» WRITTEN INSTRUCTION: Present each line of the entries below that holds the word "caption".

» DATA EXCERPTS:
>>>

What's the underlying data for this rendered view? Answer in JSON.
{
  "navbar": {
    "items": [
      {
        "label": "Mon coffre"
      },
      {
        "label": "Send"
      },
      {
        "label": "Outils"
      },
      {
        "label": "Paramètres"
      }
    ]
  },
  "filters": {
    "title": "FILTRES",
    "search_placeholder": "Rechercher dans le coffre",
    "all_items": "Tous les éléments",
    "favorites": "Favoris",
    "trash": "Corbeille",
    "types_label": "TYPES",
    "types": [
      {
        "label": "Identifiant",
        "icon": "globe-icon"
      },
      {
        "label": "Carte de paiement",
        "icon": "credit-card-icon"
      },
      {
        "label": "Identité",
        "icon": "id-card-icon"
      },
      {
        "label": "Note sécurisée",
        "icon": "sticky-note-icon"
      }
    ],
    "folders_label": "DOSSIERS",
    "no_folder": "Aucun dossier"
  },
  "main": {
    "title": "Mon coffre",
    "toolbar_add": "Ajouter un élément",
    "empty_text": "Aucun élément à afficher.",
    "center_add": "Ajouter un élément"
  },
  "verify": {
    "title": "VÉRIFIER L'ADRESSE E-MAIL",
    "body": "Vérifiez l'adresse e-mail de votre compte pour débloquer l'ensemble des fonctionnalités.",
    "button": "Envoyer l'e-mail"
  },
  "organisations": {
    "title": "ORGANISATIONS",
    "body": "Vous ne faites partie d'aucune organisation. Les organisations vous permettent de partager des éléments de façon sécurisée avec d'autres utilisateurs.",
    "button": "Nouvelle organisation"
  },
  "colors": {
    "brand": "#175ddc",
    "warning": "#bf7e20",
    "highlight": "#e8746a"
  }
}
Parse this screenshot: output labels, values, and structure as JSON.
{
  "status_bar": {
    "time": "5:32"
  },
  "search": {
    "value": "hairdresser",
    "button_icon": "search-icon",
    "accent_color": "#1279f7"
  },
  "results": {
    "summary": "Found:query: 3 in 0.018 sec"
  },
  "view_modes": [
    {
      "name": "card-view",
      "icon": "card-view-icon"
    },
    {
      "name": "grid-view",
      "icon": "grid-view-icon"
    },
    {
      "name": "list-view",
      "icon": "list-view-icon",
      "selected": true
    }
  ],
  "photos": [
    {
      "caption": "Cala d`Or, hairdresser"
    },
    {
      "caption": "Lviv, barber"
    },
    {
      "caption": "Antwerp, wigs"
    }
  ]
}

<<<

» RESULT:
      "caption": "Cala d`Or, hairdresser"
      "caption": "Lviv, barber"
      "caption": "Antwerp, wigs"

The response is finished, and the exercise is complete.